(Excerpt from a dataset)
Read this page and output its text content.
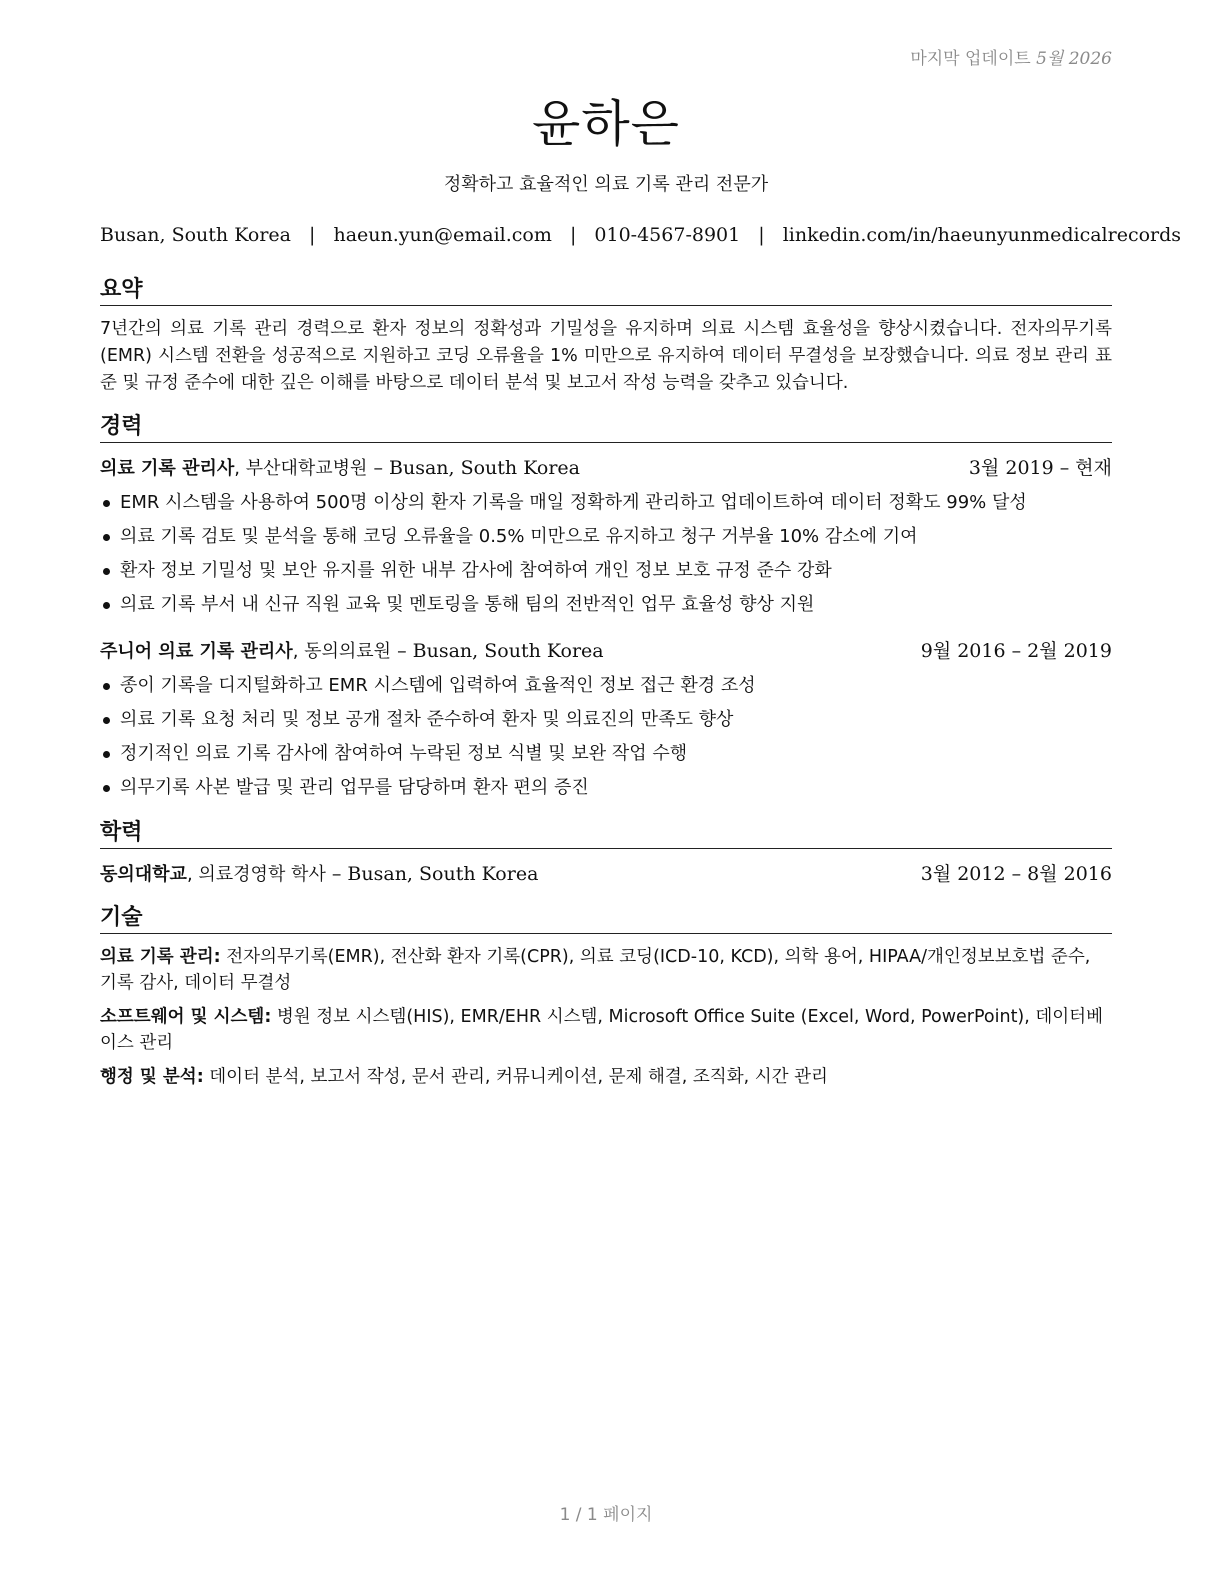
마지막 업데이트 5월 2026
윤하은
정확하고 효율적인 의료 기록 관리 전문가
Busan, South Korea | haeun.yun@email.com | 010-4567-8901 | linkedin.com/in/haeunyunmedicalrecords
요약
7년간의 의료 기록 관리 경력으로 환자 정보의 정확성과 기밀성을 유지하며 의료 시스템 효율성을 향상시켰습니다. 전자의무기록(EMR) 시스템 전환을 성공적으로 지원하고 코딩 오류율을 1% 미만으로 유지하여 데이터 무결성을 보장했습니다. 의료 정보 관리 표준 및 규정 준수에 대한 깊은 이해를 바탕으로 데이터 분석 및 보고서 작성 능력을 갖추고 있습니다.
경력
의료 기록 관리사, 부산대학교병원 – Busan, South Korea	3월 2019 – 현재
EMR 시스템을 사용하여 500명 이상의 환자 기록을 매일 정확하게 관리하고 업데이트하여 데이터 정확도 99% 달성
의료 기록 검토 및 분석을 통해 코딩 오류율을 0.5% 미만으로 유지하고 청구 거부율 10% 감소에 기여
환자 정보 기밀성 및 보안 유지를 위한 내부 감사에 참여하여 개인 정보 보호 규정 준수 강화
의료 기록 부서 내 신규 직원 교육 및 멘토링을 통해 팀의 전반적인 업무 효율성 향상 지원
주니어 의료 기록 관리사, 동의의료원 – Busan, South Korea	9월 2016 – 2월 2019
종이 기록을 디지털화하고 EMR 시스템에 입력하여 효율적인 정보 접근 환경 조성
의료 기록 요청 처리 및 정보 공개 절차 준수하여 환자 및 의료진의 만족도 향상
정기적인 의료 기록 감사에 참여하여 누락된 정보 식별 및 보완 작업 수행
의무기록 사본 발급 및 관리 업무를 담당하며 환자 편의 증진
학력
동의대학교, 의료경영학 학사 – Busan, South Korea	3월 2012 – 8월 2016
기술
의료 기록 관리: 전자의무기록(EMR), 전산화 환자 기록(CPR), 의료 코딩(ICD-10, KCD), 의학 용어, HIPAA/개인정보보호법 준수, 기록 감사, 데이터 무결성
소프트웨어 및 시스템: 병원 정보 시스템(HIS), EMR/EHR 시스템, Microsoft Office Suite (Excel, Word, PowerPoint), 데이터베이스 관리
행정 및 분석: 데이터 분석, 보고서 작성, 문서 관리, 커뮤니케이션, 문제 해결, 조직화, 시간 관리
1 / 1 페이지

* * *

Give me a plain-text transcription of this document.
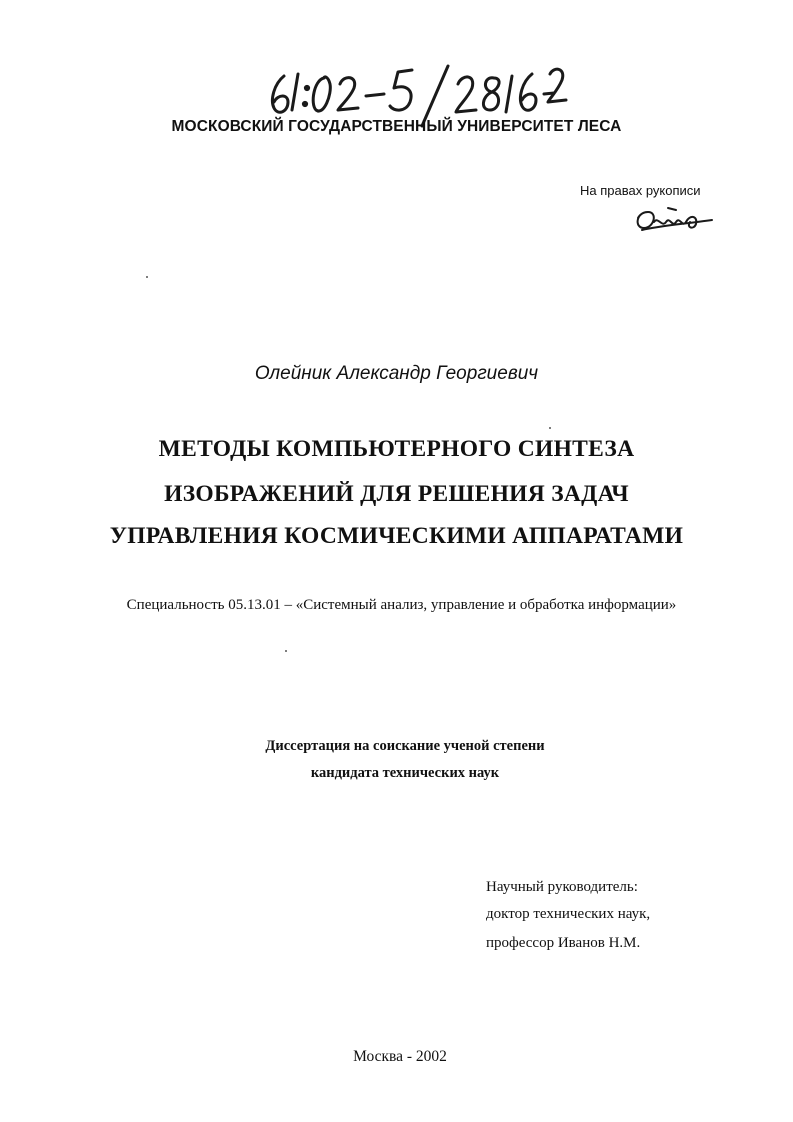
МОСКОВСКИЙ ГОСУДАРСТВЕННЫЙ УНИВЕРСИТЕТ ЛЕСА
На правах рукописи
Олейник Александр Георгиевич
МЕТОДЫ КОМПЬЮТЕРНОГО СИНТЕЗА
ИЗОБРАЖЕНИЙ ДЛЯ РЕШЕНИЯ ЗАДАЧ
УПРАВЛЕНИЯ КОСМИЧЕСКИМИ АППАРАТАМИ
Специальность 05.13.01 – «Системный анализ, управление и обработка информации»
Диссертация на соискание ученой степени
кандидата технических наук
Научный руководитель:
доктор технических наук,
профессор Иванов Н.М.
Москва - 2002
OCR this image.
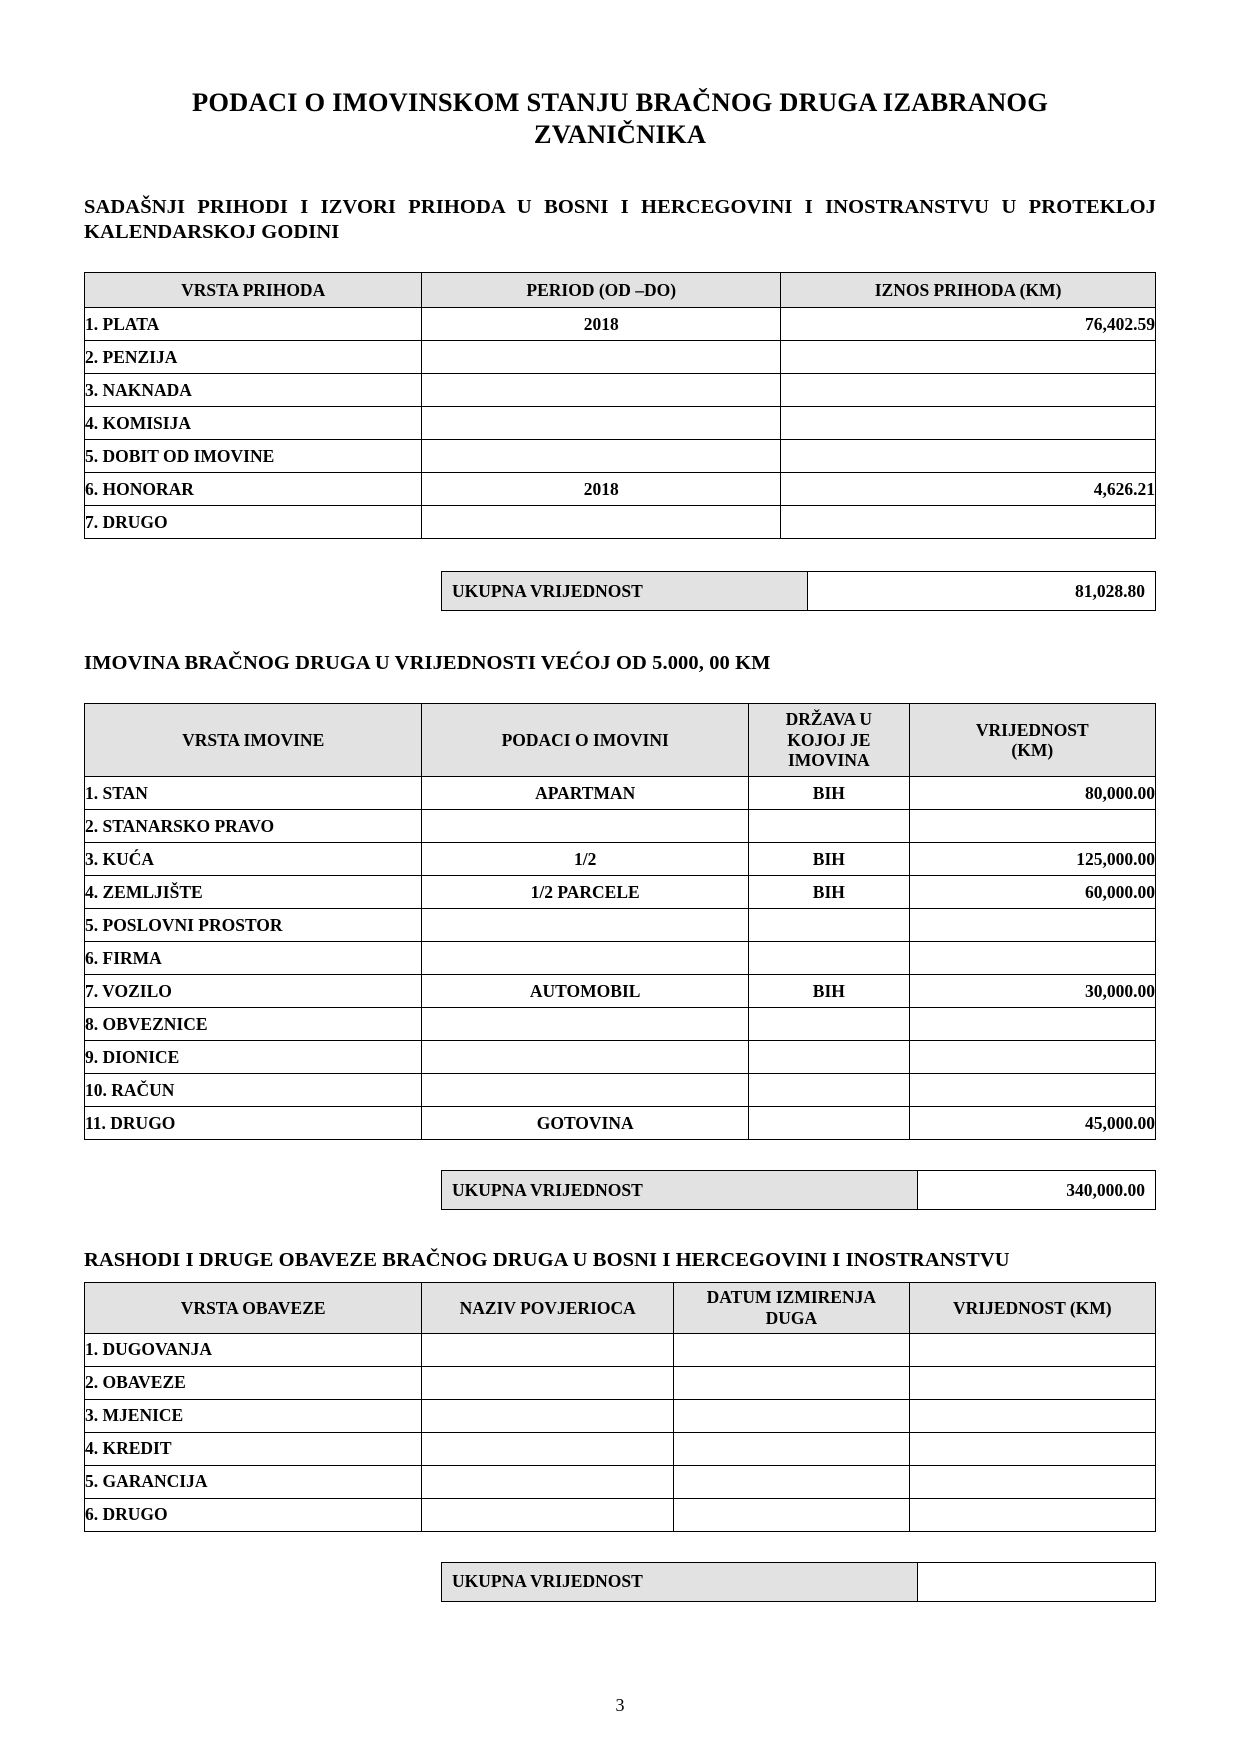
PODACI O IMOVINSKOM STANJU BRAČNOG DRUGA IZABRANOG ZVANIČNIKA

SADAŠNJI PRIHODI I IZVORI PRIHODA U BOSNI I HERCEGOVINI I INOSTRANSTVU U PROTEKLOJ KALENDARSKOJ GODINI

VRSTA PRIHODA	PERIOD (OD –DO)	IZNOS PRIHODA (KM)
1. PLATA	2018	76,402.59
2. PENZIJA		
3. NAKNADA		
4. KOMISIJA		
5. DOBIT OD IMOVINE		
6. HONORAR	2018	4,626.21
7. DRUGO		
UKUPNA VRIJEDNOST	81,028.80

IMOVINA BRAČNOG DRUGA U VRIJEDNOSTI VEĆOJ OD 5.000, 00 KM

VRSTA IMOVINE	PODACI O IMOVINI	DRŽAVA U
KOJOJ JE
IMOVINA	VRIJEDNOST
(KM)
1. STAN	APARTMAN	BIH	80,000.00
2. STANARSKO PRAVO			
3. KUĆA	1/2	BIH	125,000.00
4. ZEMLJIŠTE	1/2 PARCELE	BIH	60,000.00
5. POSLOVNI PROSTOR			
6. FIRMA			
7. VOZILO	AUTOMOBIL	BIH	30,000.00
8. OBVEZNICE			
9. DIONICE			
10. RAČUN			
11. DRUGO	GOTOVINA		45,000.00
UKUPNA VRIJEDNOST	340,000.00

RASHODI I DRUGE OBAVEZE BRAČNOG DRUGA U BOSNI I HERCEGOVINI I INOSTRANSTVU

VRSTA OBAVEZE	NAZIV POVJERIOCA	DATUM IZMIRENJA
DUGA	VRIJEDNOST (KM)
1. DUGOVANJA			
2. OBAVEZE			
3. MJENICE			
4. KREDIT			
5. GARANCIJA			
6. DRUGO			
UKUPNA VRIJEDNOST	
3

Task statement: Determine the number of lines in these entries that contain the word "효율적인", and write only that number.

Task answer: 2